**What the exercise asks**
Can you reproduce the passage on sending large quantities of email exactly as it appears, from "I also found" through "a tedious way.", inclusive?

Helping people with computers... one answer at a time.

Because of spam, sending email newsletters and other large quantities of email requires serious consideration, and in many cases, professional help.

I have been working on figuring out how to send emails to a large group of people at a time for a few weeks. I have an organization, and would like to send weekly emails out to them. Right now I have 1500 people, but am actively signing people up and expect to have several times more over the next couple months.

In Hotmail today, I was able to send around 200 emails before a message that said I could send no more emails for 24 hours. I also have come to find out that some of them may have been spammed, one source said that sending over 100 leads to emails being identified as spam, which defeats the purpose of sending them out.

I also found an email service that provides for 5000 emails a month for $300 dollars, I do not have the funds for this service, but they mention they have some advanced features that would allow me to track the emails.

I am thinking about setting up 3 to five free accounts and sending about 90 a day from each account, to prevent them from being spammed. But of course, this would only allow me to send 3 to 5 hundred emails a day, and in a tedious way.

A personal email account is the wrong solution for this problem, particularly if it's Hotmail, and particularly if you actually want your messages to be delivered.

There are several approaches to the general problem of sending large numbers of emails periodically.

Do it yourself - direct: this is the approach you're trying. Basically, this means simply using an individual email account to send the email.

**Record list**
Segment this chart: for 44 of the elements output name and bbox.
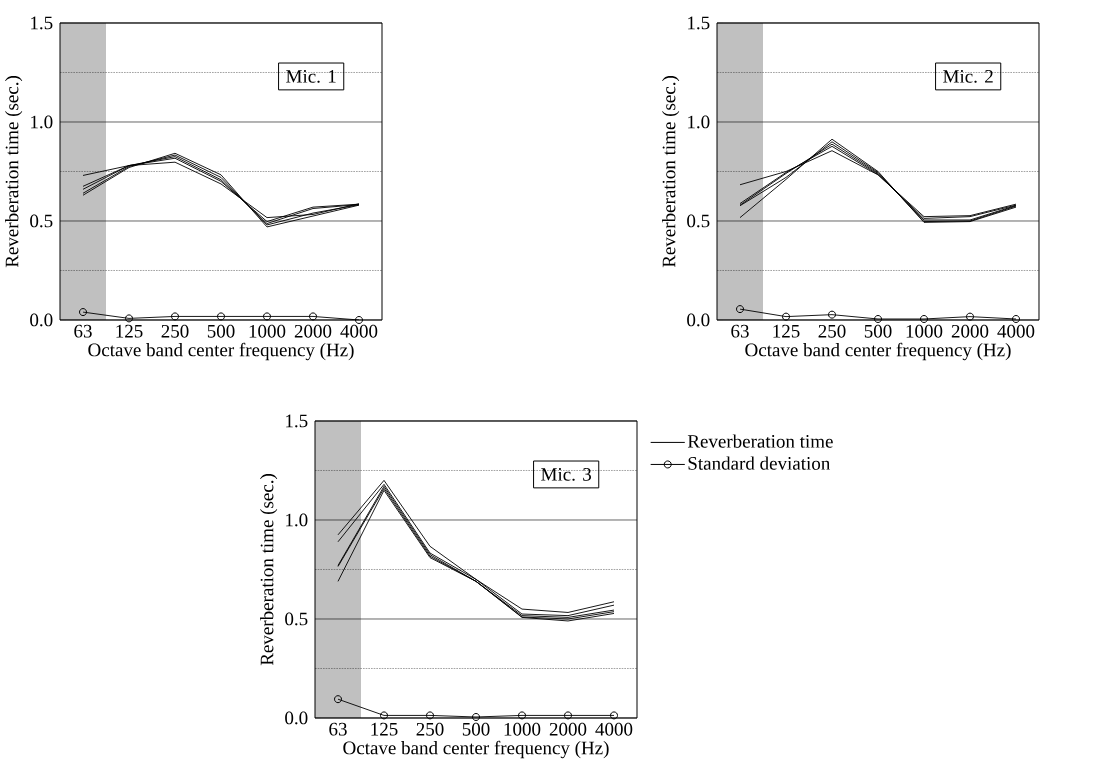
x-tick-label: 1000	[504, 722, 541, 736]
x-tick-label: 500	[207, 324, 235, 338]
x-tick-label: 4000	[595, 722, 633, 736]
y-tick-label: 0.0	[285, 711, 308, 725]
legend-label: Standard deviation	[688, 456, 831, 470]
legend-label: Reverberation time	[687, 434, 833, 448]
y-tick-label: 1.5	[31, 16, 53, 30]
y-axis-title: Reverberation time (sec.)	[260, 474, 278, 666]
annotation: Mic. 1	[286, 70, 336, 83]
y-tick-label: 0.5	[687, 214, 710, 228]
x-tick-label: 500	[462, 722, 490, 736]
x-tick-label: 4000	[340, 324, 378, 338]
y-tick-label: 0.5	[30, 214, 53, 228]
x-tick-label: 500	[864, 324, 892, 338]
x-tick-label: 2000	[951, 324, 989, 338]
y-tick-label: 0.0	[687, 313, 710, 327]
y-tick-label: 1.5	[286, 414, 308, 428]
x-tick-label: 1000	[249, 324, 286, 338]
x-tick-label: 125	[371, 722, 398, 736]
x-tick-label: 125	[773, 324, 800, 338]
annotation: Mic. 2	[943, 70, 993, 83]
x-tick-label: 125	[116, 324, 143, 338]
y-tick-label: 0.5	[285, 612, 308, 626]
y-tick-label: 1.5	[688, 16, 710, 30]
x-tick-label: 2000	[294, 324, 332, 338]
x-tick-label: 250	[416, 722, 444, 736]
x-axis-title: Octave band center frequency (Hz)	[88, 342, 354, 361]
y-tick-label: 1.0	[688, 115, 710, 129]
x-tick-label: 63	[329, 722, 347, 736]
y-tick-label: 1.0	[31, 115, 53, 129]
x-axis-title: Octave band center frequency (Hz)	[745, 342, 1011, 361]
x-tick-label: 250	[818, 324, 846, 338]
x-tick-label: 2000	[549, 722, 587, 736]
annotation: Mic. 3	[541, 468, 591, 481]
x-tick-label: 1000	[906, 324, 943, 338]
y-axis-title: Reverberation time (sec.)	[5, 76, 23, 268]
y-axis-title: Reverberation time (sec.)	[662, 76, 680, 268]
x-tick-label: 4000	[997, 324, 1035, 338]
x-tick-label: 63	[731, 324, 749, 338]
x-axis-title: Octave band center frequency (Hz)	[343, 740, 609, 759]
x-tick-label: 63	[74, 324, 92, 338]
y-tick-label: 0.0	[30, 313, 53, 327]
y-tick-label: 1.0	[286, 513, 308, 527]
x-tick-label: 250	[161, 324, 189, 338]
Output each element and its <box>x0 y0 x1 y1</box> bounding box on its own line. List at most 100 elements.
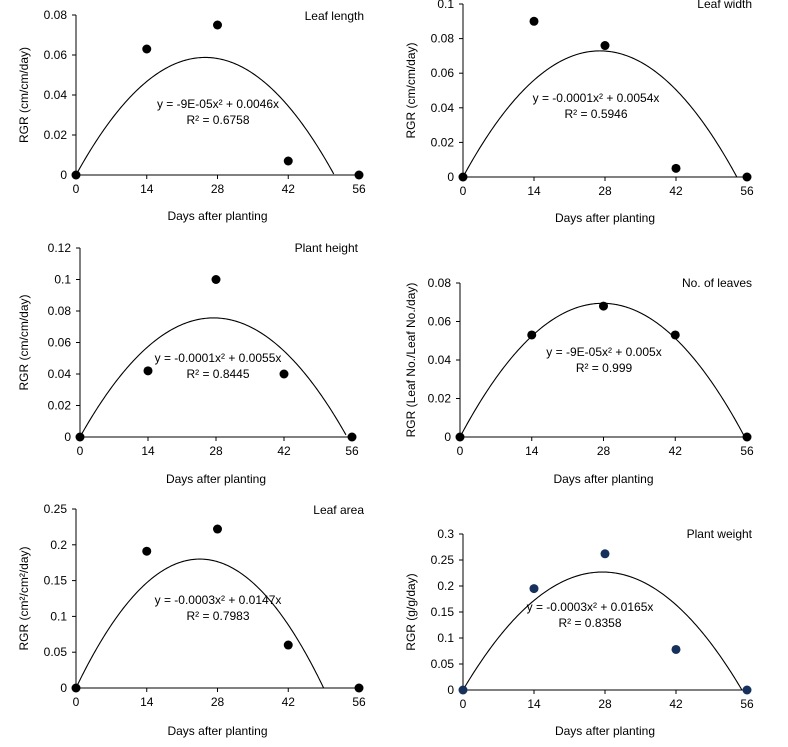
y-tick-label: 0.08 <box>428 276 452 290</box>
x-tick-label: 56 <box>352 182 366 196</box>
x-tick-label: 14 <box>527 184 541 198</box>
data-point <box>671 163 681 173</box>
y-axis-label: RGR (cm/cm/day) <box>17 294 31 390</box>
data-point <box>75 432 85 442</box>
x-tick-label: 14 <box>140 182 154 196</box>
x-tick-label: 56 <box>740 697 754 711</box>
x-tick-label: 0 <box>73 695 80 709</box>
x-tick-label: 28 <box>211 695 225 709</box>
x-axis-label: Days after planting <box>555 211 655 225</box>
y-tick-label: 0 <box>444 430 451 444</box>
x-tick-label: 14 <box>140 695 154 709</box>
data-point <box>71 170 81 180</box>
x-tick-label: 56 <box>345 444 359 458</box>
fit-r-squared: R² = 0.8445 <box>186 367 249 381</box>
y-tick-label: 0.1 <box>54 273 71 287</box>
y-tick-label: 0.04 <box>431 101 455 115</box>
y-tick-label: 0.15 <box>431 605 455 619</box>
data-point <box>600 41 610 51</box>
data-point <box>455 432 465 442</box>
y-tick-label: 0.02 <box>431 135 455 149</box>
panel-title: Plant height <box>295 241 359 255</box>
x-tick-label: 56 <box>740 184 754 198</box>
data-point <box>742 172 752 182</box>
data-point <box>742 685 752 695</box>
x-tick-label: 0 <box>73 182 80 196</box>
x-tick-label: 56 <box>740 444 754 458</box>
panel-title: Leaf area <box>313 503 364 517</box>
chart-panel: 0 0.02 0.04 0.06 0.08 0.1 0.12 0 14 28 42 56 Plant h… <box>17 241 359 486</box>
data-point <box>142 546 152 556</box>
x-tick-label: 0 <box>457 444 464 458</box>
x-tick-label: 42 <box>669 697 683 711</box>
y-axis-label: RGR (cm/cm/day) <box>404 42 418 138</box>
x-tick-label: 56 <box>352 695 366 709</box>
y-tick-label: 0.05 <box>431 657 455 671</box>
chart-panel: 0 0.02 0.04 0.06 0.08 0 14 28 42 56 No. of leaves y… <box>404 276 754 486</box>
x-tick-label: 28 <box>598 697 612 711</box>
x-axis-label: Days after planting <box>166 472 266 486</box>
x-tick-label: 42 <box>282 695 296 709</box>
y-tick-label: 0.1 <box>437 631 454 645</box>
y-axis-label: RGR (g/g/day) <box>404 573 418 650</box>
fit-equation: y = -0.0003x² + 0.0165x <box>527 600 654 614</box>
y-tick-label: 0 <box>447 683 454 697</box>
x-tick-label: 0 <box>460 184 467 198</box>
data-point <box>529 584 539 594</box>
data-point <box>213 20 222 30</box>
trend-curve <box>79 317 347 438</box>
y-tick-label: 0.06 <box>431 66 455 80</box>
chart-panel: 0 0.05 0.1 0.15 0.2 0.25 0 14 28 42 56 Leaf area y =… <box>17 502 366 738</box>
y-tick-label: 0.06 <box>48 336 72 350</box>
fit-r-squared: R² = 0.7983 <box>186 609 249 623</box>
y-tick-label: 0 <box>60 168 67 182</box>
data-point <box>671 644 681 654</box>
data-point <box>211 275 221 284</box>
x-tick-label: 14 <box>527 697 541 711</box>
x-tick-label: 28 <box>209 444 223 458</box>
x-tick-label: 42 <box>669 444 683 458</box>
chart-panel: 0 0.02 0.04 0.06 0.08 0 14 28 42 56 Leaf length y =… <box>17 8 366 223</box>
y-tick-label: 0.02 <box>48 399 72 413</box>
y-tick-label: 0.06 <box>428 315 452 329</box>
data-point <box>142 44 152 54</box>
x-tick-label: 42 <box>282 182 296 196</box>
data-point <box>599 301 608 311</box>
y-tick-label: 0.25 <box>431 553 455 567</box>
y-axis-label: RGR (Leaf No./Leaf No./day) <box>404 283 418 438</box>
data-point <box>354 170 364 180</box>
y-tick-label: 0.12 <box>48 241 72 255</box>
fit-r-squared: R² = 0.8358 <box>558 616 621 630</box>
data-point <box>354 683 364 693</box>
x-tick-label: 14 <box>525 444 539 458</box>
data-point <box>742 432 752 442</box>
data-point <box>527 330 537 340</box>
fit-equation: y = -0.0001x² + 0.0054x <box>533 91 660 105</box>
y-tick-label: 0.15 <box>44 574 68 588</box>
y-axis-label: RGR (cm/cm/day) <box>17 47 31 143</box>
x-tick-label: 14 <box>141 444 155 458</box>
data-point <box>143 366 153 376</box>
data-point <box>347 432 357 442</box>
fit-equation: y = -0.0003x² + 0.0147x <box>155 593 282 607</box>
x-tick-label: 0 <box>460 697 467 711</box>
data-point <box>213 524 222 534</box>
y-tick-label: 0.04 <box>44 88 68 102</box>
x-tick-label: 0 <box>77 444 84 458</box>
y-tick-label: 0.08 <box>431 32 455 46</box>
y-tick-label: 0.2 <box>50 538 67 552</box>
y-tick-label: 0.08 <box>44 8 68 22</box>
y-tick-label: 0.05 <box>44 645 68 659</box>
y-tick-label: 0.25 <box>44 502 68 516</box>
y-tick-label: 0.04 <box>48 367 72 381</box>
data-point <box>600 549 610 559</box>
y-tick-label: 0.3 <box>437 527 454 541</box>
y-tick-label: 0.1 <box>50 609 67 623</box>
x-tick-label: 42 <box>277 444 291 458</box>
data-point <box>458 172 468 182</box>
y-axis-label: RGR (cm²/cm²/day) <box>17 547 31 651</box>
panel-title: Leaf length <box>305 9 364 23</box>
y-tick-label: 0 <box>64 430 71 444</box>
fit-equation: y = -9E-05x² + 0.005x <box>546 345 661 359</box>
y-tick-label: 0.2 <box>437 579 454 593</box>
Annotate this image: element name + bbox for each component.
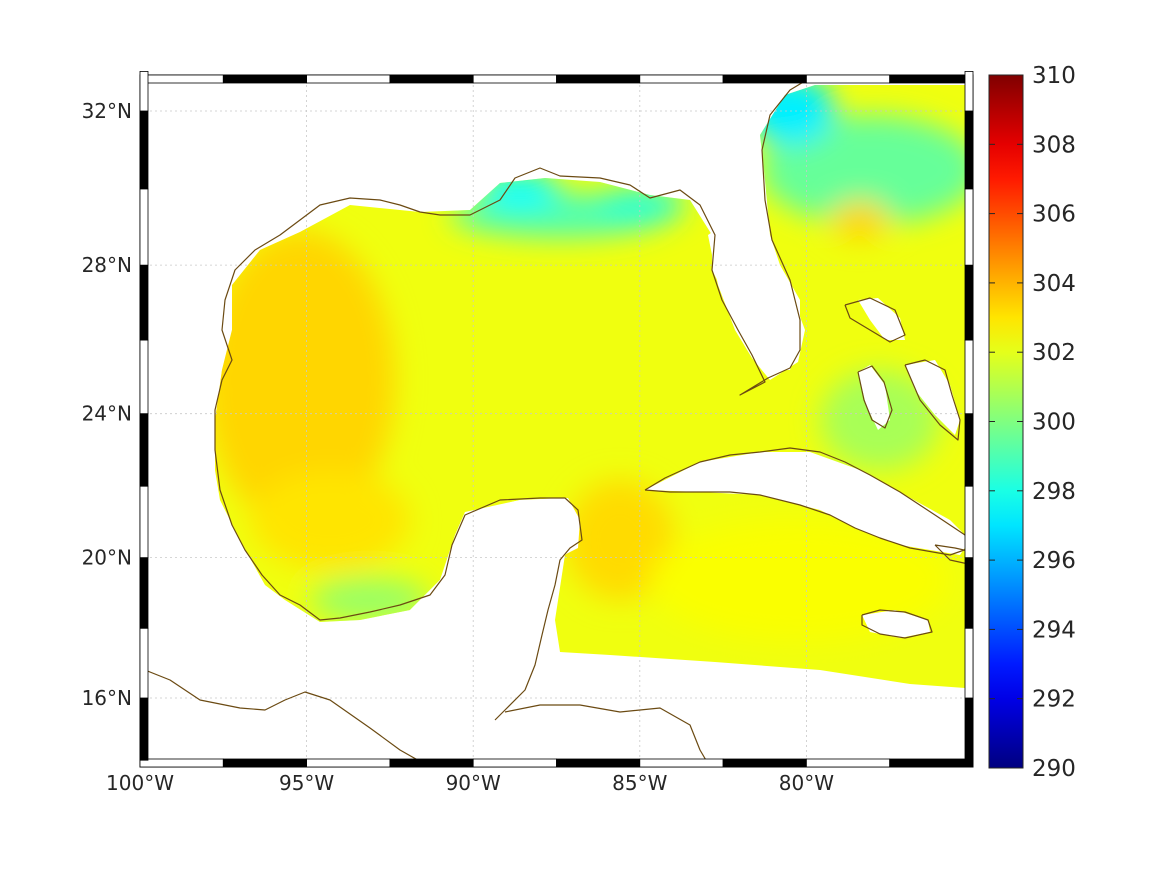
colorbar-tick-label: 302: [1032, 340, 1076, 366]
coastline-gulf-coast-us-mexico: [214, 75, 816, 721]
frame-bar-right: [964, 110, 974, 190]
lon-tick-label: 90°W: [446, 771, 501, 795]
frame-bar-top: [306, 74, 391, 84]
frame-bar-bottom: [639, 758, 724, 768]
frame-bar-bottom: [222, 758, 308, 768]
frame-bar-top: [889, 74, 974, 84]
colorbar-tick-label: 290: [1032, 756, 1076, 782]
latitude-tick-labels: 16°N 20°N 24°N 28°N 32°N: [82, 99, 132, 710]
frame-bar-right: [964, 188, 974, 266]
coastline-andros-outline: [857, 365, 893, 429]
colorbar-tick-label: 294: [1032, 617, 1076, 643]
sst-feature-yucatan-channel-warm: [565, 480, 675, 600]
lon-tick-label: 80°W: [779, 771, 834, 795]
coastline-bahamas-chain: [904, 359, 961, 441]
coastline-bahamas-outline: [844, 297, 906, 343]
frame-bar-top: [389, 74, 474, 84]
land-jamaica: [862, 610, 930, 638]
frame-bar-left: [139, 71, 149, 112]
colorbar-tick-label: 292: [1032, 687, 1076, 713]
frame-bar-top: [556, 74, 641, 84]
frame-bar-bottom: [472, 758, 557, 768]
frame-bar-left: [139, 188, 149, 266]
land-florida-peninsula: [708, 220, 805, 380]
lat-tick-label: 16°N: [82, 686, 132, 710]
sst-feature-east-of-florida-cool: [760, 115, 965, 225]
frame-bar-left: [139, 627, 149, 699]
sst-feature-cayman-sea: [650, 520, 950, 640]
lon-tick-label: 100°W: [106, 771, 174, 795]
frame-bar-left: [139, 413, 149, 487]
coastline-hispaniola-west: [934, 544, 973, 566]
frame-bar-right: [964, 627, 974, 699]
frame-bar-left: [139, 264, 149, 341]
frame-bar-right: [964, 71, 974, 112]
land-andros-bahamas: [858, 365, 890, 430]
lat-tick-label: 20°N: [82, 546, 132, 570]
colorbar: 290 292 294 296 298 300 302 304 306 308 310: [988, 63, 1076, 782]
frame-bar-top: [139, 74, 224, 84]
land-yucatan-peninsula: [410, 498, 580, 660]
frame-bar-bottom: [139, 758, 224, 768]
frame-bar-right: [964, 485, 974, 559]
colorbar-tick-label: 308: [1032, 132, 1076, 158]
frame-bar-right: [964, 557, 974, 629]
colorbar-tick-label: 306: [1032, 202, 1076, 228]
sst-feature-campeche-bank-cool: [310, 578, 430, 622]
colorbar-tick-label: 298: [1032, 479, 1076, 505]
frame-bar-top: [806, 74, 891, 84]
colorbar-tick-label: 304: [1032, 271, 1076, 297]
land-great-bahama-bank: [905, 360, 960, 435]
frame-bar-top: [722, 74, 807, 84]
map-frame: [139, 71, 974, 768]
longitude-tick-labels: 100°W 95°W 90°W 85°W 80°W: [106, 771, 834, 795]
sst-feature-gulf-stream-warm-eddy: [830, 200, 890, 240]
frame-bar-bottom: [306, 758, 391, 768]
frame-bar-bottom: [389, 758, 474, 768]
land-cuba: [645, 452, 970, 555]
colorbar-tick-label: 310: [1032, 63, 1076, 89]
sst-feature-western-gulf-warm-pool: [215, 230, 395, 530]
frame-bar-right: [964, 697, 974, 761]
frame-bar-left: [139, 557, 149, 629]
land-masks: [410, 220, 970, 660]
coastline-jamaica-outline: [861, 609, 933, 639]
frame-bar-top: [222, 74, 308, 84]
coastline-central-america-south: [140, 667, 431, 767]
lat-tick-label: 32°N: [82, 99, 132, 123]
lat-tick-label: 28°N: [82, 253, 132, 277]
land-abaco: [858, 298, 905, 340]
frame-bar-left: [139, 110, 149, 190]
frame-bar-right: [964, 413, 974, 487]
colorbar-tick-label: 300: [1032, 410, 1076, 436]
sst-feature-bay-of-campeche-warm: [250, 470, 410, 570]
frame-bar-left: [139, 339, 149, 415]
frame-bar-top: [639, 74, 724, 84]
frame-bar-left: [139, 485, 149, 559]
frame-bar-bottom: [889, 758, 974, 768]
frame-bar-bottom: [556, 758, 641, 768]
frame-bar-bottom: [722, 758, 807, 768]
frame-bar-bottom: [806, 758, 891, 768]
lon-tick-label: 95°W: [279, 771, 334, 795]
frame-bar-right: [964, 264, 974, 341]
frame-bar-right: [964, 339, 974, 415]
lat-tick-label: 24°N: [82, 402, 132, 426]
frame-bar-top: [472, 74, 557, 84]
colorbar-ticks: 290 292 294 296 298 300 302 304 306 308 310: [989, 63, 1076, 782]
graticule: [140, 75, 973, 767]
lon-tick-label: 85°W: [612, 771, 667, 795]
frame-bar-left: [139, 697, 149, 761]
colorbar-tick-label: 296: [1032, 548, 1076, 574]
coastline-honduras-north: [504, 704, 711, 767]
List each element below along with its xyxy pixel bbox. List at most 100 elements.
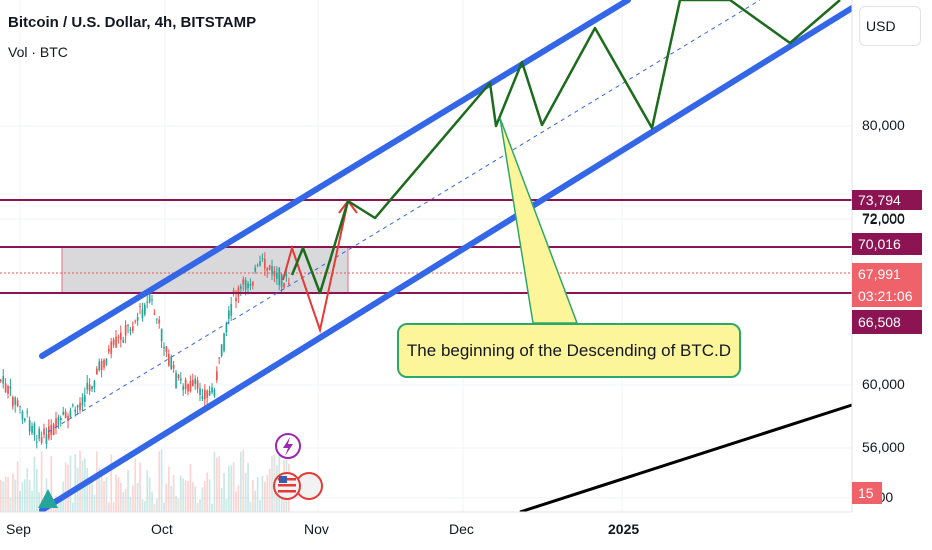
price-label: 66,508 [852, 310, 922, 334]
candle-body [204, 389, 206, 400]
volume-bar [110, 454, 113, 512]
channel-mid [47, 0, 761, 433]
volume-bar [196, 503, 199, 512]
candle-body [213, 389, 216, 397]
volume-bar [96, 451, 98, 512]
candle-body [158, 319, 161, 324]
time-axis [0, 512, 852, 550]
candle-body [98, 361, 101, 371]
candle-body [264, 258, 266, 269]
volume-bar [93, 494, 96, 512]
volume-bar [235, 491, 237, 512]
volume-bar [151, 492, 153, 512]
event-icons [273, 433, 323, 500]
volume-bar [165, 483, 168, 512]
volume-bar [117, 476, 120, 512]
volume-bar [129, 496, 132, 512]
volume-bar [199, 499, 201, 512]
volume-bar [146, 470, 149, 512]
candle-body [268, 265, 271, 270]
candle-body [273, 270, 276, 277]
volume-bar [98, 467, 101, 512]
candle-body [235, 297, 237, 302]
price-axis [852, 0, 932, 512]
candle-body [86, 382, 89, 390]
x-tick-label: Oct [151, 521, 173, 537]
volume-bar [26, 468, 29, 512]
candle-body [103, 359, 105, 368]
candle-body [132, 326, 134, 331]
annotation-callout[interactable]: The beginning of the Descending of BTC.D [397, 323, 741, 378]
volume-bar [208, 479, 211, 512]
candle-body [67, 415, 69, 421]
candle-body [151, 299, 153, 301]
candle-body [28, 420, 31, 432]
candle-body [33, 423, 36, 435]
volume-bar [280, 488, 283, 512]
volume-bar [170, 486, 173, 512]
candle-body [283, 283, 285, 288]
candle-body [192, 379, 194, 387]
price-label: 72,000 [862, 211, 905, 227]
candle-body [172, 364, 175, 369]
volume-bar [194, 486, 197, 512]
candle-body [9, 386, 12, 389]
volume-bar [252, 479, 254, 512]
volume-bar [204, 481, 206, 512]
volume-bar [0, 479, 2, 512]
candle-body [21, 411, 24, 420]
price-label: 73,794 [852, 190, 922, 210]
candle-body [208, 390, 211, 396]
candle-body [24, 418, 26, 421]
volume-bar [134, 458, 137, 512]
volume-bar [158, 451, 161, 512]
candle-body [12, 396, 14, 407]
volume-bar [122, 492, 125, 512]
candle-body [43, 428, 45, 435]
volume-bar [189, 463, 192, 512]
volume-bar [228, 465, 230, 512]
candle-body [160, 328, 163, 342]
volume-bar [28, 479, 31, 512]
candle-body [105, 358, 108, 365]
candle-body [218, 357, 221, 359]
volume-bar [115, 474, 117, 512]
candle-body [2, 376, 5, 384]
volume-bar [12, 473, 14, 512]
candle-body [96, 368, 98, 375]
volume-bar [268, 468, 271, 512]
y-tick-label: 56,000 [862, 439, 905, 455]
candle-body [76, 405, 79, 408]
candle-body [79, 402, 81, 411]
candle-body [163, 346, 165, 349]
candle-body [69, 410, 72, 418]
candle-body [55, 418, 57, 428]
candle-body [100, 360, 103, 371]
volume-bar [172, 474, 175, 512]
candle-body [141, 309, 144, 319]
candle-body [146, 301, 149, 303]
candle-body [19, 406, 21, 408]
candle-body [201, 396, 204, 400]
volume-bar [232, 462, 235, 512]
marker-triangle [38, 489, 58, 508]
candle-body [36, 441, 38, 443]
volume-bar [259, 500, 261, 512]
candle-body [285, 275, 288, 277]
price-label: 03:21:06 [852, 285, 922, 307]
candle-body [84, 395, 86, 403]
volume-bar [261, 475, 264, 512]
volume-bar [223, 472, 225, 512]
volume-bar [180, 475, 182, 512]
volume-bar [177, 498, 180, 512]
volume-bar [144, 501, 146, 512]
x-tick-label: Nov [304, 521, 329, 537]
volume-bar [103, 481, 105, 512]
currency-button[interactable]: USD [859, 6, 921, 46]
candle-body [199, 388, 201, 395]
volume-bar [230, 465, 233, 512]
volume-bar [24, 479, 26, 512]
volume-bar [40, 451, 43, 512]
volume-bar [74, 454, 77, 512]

**Worked solution**
I also found an email service that provides for 5000 emails a month for $300 dollars, I do not have the funds for this service, but they mention they have some advanced features that would allow me to track the emails.

I am thinking about setting up 3 to five free accounts and sending about 90 a day from each account, to prevent them from being spammed. But of course, this would only allow me to send 3 to 5 hundred emails a day, and in a tedious way.